Records that describe figures
____________

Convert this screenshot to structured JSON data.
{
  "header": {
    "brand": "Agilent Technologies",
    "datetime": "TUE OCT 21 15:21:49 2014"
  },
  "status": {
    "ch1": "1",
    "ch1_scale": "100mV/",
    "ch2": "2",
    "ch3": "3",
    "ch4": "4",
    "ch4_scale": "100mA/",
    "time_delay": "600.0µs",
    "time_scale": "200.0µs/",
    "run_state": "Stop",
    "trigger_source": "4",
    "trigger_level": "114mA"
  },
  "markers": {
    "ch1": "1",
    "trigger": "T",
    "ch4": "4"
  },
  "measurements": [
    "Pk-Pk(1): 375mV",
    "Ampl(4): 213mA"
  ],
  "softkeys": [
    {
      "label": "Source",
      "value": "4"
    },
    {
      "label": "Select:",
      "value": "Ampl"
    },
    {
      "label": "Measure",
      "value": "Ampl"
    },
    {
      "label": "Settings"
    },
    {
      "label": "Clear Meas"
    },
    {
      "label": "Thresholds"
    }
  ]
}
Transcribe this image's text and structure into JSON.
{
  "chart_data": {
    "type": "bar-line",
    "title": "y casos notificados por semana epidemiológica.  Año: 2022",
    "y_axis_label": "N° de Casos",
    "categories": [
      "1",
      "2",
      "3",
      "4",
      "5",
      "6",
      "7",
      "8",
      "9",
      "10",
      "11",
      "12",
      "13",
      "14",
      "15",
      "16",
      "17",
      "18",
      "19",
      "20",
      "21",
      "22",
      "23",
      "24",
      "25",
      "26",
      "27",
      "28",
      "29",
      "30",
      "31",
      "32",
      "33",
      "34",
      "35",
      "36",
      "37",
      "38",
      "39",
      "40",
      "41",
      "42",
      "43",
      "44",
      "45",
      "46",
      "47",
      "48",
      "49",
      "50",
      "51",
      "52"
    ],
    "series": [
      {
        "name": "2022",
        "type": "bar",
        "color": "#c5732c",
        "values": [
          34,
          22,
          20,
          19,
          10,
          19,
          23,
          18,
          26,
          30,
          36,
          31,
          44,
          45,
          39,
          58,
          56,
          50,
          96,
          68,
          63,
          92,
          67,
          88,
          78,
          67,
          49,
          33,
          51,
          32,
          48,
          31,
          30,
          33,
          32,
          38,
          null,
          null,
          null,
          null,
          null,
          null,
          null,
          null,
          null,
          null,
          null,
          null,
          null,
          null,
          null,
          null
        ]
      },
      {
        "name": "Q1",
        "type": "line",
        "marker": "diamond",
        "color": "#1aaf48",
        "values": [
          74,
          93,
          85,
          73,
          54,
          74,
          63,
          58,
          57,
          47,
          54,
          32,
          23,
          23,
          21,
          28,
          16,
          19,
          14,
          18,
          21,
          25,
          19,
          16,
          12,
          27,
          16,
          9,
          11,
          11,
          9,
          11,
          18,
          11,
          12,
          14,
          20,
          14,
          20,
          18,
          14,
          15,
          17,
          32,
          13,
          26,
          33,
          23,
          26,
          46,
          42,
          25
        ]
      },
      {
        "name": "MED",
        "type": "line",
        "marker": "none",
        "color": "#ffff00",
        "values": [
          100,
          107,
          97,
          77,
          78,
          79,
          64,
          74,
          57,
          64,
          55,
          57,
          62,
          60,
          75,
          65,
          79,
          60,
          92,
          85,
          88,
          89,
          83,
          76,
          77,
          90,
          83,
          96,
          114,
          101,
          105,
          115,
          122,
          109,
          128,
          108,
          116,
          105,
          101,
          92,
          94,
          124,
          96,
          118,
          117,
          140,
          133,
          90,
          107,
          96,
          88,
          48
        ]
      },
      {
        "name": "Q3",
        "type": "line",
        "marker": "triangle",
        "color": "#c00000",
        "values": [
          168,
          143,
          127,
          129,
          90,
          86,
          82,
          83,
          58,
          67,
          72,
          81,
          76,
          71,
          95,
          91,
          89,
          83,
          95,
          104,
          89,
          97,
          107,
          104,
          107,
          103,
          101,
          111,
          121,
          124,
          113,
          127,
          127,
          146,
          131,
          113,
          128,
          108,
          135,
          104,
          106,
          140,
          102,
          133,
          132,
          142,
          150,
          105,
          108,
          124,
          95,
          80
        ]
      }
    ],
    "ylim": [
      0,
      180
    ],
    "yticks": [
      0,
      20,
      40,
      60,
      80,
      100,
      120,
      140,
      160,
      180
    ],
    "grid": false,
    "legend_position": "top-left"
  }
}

____________

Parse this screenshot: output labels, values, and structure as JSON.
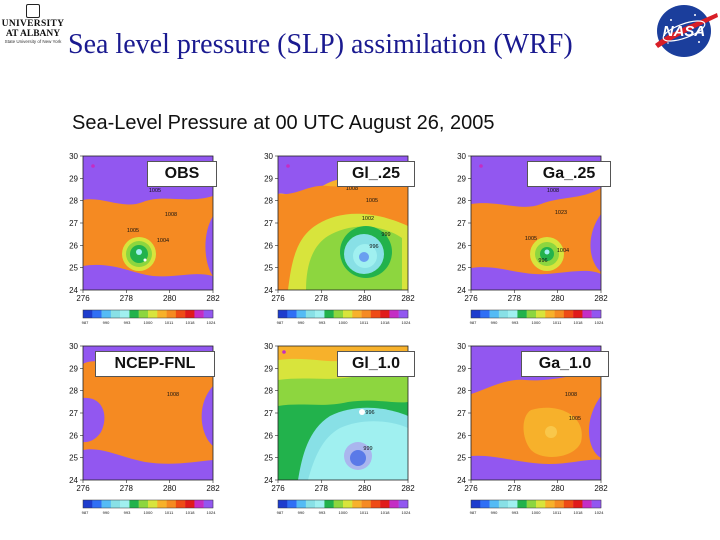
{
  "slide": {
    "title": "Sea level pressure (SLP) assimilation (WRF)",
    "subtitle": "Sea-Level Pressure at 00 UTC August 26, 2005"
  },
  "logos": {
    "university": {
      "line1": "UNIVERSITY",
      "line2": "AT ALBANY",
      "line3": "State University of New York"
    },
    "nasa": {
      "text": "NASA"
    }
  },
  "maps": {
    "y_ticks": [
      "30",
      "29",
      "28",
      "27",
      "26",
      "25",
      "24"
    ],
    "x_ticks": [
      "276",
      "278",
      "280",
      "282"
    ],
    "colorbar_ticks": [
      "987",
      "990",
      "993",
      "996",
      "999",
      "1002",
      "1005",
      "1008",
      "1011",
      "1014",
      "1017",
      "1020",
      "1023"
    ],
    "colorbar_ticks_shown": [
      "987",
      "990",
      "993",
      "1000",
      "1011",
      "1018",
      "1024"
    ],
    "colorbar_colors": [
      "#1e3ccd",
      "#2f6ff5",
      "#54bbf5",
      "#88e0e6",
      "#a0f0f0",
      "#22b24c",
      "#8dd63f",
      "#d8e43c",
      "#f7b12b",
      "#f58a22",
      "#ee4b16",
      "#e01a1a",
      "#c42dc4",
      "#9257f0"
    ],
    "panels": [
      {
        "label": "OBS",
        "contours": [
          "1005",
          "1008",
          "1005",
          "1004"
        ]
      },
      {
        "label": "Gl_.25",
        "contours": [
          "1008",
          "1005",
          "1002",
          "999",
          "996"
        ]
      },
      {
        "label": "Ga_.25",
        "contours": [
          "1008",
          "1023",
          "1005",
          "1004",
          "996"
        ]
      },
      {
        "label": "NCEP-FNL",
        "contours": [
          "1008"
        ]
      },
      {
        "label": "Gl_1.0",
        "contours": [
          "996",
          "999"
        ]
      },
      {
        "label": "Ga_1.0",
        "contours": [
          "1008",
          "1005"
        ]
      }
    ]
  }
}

____________

*Exercise prompt:* In the records, locate each line holding the string "JSON" and copy it.

*The response:*
Convert this screenshot to structured JSON data.
Transcribe this image's text and structure into JSON.
Parse this screenshot: output labels, values, and structure as JSON.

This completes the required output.